[Dataset entries]
-=-=-

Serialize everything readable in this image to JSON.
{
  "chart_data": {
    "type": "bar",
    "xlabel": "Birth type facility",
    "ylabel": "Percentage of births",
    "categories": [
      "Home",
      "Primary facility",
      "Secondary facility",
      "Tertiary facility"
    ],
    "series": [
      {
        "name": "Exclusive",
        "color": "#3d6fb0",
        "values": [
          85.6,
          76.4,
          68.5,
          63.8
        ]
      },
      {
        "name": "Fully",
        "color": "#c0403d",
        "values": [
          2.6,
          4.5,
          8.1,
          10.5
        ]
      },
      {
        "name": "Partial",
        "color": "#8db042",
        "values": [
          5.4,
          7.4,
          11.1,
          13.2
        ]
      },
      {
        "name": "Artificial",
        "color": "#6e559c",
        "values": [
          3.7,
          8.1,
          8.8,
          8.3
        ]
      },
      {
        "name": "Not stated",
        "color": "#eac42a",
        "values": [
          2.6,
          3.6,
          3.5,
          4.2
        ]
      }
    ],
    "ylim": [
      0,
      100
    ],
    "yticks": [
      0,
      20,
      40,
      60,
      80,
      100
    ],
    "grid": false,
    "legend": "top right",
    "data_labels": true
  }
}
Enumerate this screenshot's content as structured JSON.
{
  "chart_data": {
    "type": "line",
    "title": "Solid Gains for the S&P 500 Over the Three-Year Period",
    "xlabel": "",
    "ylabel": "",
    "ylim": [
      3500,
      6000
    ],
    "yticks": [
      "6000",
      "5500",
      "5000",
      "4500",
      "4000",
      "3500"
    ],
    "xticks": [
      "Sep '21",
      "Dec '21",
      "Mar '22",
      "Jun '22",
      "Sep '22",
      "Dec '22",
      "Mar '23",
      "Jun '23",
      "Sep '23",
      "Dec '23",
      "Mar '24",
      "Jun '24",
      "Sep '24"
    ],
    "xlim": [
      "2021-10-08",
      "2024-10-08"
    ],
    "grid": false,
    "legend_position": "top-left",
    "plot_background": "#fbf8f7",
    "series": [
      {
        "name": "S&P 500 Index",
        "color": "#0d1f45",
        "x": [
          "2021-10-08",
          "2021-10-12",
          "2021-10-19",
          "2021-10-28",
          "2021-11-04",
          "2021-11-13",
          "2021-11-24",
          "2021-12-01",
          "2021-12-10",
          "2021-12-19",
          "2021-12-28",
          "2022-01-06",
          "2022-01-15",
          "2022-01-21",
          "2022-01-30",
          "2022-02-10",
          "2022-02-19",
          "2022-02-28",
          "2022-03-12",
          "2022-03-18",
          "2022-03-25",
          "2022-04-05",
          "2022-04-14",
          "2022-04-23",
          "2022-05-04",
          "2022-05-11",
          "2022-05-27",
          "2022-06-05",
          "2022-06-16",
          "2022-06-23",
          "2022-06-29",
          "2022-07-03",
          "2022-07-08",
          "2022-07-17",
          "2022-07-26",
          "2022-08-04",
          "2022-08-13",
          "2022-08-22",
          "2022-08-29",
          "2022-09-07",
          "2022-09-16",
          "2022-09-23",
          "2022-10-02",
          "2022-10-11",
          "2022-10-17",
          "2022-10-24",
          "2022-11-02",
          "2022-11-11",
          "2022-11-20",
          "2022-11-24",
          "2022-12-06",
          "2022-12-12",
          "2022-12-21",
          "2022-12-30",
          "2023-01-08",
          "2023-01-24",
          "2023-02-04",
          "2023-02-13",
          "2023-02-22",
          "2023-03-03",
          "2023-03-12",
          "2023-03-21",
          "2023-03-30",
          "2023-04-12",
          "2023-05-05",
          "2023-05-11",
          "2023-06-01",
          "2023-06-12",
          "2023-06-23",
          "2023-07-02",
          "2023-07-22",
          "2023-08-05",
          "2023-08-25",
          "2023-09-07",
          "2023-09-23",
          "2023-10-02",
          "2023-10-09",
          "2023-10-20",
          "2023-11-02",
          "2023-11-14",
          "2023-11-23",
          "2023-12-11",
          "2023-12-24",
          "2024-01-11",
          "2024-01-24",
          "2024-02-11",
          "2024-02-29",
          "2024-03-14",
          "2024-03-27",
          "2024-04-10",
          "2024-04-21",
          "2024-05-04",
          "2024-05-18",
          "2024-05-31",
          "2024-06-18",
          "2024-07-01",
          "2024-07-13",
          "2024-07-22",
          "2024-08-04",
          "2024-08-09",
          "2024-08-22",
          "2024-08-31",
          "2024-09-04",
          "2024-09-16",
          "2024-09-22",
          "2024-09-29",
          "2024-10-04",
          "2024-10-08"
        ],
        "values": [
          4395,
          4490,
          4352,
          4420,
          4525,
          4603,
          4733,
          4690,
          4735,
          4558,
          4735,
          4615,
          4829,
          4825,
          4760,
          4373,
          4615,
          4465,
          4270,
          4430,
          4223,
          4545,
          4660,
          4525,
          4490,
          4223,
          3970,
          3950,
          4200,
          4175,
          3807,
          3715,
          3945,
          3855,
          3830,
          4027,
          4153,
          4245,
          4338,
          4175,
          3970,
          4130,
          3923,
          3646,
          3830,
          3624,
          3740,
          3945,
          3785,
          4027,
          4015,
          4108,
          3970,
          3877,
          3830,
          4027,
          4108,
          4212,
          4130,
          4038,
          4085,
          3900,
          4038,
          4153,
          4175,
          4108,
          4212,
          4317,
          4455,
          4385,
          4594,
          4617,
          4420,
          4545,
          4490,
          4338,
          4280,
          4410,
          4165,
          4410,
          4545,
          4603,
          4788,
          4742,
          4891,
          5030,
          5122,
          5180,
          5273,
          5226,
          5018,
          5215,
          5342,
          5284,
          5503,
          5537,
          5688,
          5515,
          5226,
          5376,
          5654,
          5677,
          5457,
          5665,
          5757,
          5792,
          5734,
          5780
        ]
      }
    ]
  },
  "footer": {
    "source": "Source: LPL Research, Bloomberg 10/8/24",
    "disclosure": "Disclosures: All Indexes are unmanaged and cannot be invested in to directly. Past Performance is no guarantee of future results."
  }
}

-=-=-

#### Exercise prompt:
Type out the entries again, word for word.

#### Output of the task:
Serialize everything readable in this image to JSON.
{
  "chart_data": {
    "type": "bar",
    "xlabel": "Birth type facility",
    "ylabel": "Percentage of births",
    "categories": [
      "Home",
      "Primary facility",
      "Secondary facility",
      "Tertiary facility"
    ],
    "series": [
      {
        "name": "Exclusive",
        "color": "#3d6fb0",
        "values": [
          85.6,
          76.4,
          68.5,
          63.8
        ]
      },
      {
        "name": "Fully",
        "color": "#c0403d",
        "values": [
          2.6,
          4.5,
          8.1,
          10.5
        ]
      },
      {
        "name": "Partial",
        "color": "#8db042",
        "values": [
          5.4,
          7.4,
          11.1,
          13.2
        ]
      },
      {
        "name": "Artificial",
        "color": "#6e559c",
        "values": [
          3.7,
          8.1,
          8.8,
          8.3
        ]
      },
      {
        "name": "Not stated",
        "color": "#eac42a",
        "values": [
          2.6,
          3.6,
          3.5,
          4.2
        ]
      }
    ],
    "ylim": [
      0,
      100
    ],
    "yticks": [
      0,
      20,
      40,
      60,
      80,
      100
    ],
    "grid": false,
    "legend": "top right",
    "data_labels": true
  }
}
Enumerate this screenshot's content as structured JSON.
{
  "chart_data": {
    "type": "line",
    "title": "Solid Gains for the S&P 500 Over the Three-Year Period",
    "xlabel": "",
    "ylabel": "",
    "ylim": [
      3500,
      6000
    ],
    "yticks": [
      "6000",
      "5500",
      "5000",
      "4500",
      "4000",
      "3500"
    ],
    "xticks": [
      "Sep '21",
      "Dec '21",
      "Mar '22",
      "Jun '22",
      "Sep '22",
      "Dec '22",
      "Mar '23",
      "Jun '23",
      "Sep '23",
      "Dec '23",
      "Mar '24",
      "Jun '24",
      "Sep '24"
    ],
    "xlim": [
      "2021-10-08",
      "2024-10-08"
    ],
    "grid": false,
    "legend_position": "top-left",
    "plot_background": "#fbf8f7",
    "series": [
      {
        "name": "S&P 500 Index",
        "color": "#0d1f45",
        "x": [
          "2021-10-08",
          "2021-10-12",
          "2021-10-19",
          "2021-10-28",
          "2021-11-04",
          "2021-11-13",
          "2021-11-24",
          "2021-12-01",
          "2021-12-10",
          "2021-12-19",
          "2021-12-28",
          "2022-01-06",
          "2022-01-15",
          "2022-01-21",
          "2022-01-30",
          "2022-02-10",
          "2022-02-19",
          "2022-02-28",
          "2022-03-12",
          "2022-03-18",
          "2022-03-25",
          "2022-04-05",
          "2022-04-14",
          "2022-04-23",
          "2022-05-04",
          "2022-05-11",
          "2022-05-27",
          "2022-06-05",
          "2022-06-16",
          "2022-06-23",
          "2022-06-29",
          "2022-07-03",
          "2022-07-08",
          "2022-07-17",
          "2022-07-26",
          "2022-08-04",
          "2022-08-13",
          "2022-08-22",
          "2022-08-29",
          "2022-09-07",
          "2022-09-16",
          "2022-09-23",
          "2022-10-02",
          "2022-10-11",
          "2022-10-17",
          "2022-10-24",
          "2022-11-02",
          "2022-11-11",
          "2022-11-20",
          "2022-11-24",
          "2022-12-06",
          "2022-12-12",
          "2022-12-21",
          "2022-12-30",
          "2023-01-08",
          "2023-01-24",
          "2023-02-04",
          "2023-02-13",
          "2023-02-22",
          "2023-03-03",
          "2023-03-12",
          "2023-03-21",
          "2023-03-30",
          "2023-04-12",
          "2023-05-05",
          "2023-05-11",
          "2023-06-01",
          "2023-06-12",
          "2023-06-23",
          "2023-07-02",
          "2023-07-22",
          "2023-08-05",
          "2023-08-25",
          "2023-09-07",
          "2023-09-23",
          "2023-10-02",
          "2023-10-09",
          "2023-10-20",
          "2023-11-02",
          "2023-11-14",
          "2023-11-23",
          "2023-12-11",
          "2023-12-24",
          "2024-01-11",
          "2024-01-24",
          "2024-02-11",
          "2024-02-29",
          "2024-03-14",
          "2024-03-27",
          "2024-04-10",
          "2024-04-21",
          "2024-05-04",
          "2024-05-18",
          "2024-05-31",
          "2024-06-18",
          "2024-07-01",
          "2024-07-13",
          "2024-07-22",
          "2024-08-04",
          "2024-08-09",
          "2024-08-22",
          "2024-08-31",
          "2024-09-04",
          "2024-09-16",
          "2024-09-22",
          "2024-09-29",
          "2024-10-04",
          "2024-10-08"
        ],
        "values": [
          4395,
          4490,
          4352,
          4420,
          4525,
          4603,
          4733,
          4690,
          4735,
          4558,
          4735,
          4615,
          4829,
          4825,
          4760,
          4373,
          4615,
          4465,
          4270,
          4430,
          4223,
          4545,
          4660,
          4525,
          4490,
          4223,
          3970,
          3950,
          4200,
          4175,
          3807,
          3715,
          3945,
          3855,
          3830,
          4027,
          4153,
          4245,
          4338,
          4175,
          3970,
          4130,
          3923,
          3646,
          3830,
          3624,
          3740,
          3945,
          3785,
          4027,
          4015,
          4108,
          3970,
          3877,
          3830,
          4027,
          4108,
          4212,
          4130,
          4038,
          4085,
          3900,
          4038,
          4153,
          4175,
          4108,
          4212,
          4317,
          4455,
          4385,
          4594,
          4617,
          4420,
          4545,
          4490,
          4338,
          4280,
          4410,
          4165,
          4410,
          4545,
          4603,
          4788,
          4742,
          4891,
          5030,
          5122,
          5180,
          5273,
          5226,
          5018,
          5215,
          5342,
          5284,
          5503,
          5537,
          5688,
          5515,
          5226,
          5376,
          5654,
          5677,
          5457,
          5665,
          5757,
          5792,
          5734,
          5780
        ]
      }
    ]
  },
  "footer": {
    "source": "Source: LPL Research, Bloomberg 10/8/24",
    "disclosure": "Disclosures: All Indexes are unmanaged and cannot be invested in to directly. Past Performance is no guarantee of future results."
  }
}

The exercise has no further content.